Please copy every line of the records below that holds the word "长沙市实验中学".
# # # #
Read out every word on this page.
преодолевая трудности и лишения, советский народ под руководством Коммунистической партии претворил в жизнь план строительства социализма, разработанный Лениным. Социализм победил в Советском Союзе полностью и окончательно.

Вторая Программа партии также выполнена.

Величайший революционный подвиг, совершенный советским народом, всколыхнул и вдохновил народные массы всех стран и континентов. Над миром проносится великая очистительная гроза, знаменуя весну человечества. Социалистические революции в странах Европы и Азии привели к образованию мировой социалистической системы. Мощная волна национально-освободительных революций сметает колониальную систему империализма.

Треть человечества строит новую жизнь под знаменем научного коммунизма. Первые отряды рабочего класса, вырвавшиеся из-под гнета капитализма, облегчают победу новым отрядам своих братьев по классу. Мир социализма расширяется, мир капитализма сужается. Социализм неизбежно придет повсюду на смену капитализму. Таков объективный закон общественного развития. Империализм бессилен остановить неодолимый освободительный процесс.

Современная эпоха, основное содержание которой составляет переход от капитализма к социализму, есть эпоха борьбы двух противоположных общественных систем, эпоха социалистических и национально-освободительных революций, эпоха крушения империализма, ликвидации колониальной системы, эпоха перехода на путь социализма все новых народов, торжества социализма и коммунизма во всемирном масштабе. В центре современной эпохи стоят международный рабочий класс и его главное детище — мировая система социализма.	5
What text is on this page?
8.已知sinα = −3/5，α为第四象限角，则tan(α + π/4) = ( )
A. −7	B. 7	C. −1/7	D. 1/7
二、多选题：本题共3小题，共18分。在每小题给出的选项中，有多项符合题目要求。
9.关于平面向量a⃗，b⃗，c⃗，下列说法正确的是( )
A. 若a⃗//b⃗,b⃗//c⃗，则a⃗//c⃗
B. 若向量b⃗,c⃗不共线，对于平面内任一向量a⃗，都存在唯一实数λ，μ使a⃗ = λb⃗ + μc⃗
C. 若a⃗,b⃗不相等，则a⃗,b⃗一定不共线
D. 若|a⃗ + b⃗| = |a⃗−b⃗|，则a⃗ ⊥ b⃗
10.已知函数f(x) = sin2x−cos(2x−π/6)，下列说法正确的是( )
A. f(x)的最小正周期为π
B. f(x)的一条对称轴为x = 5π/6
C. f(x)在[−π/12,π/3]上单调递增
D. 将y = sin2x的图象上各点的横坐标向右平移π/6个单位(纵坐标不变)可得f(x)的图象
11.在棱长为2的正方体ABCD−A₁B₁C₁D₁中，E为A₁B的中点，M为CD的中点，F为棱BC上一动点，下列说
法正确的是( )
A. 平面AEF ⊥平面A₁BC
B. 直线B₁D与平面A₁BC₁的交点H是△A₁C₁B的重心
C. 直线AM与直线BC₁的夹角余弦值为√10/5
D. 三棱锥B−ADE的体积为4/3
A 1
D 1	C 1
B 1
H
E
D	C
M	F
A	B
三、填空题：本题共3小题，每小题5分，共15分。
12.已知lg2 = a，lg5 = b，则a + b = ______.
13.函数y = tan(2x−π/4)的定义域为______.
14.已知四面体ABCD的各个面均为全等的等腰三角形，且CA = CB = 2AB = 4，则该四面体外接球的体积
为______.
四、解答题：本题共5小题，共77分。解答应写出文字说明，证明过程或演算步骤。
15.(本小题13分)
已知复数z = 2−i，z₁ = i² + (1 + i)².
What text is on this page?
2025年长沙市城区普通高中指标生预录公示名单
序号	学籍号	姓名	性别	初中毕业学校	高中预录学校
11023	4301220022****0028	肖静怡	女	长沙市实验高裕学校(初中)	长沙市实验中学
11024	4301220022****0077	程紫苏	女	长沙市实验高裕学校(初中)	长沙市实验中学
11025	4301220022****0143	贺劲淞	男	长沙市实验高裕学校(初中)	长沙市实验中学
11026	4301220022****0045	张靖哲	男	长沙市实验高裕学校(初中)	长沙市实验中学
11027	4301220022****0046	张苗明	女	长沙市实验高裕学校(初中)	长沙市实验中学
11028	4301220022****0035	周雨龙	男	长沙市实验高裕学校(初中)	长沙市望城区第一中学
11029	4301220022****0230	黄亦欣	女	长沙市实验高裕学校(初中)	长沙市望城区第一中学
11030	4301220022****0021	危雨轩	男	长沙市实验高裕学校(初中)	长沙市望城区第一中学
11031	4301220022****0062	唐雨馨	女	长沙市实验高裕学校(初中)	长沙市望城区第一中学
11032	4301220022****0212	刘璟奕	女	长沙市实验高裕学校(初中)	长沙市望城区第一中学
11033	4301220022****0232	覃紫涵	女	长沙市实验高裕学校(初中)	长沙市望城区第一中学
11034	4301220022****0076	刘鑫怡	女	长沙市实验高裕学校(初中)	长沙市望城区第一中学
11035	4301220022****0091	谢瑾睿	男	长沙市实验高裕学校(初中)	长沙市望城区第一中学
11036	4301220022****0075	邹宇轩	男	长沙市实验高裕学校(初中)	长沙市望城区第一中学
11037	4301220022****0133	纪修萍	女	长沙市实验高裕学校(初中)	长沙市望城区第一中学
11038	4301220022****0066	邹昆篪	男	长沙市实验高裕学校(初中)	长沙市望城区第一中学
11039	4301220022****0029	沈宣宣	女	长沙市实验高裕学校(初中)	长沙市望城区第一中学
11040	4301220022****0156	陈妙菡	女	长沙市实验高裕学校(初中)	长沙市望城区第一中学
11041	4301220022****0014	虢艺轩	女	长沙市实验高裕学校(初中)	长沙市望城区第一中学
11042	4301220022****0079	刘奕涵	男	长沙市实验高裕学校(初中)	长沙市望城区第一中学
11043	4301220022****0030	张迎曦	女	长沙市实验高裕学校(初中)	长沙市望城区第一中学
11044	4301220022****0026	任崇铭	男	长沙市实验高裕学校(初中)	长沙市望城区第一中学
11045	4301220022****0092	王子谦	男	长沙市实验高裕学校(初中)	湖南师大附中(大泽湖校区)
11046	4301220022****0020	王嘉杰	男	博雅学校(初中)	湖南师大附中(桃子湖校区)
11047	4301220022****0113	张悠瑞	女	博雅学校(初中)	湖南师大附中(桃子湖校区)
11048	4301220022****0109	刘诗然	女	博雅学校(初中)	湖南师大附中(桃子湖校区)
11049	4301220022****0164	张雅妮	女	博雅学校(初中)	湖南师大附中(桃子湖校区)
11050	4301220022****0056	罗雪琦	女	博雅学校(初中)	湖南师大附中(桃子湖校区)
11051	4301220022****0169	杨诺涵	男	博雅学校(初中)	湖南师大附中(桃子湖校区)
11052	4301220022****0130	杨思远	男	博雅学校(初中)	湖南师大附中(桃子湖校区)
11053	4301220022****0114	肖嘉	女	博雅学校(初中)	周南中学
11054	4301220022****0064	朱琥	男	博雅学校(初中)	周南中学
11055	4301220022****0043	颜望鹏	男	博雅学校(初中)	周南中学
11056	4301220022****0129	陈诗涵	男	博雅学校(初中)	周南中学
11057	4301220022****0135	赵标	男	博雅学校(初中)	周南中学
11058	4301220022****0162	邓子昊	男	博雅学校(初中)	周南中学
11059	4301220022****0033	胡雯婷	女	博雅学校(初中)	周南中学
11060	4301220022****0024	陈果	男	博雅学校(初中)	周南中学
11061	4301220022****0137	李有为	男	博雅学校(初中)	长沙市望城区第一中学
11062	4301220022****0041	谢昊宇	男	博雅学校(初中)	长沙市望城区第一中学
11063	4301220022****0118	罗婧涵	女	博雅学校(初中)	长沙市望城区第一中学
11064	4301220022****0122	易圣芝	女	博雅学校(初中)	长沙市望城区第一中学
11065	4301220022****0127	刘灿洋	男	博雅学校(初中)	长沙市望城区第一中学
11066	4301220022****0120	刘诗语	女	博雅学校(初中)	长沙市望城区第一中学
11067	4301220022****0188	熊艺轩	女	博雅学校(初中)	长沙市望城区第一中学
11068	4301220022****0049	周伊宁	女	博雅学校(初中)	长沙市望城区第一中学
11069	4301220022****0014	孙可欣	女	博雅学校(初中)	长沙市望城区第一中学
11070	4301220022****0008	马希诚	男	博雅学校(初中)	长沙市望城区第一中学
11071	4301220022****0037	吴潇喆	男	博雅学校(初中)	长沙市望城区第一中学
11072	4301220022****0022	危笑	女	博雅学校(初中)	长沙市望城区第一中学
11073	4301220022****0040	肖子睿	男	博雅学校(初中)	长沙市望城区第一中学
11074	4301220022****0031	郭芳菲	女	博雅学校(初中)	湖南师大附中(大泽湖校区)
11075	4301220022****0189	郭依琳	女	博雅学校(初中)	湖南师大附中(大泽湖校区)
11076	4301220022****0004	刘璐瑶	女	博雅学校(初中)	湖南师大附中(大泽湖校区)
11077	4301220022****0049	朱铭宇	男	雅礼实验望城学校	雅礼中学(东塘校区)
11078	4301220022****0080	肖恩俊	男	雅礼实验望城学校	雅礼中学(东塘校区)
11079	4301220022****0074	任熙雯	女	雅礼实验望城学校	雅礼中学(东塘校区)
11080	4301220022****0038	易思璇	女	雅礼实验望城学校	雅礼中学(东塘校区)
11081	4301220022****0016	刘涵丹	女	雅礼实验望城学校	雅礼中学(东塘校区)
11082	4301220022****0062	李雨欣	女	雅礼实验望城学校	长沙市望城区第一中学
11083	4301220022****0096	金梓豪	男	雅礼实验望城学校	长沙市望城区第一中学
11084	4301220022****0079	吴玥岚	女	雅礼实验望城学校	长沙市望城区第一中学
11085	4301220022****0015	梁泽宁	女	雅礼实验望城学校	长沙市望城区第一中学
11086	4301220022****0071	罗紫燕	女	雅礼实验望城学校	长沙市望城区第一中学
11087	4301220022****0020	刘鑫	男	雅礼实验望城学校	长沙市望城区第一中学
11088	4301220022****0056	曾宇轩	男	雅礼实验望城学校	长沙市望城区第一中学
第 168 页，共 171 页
# # # #
> [TASK ANSWER]
11023	4301220022****0028	肖静怡	女	长沙市实验高裕学校(初中)	长沙市实验中学
11024	4301220022****0077	程紫苏	女	长沙市实验高裕学校(初中)	长沙市实验中学
11025	4301220022****0143	贺劲淞	男	长沙市实验高裕学校(初中)	长沙市实验中学
11026	4301220022****0045	张靖哲	男	长沙市实验高裕学校(初中)	长沙市实验中学
11027	4301220022****0046	张苗明	女	长沙市实验高裕学校(初中)	长沙市实验中学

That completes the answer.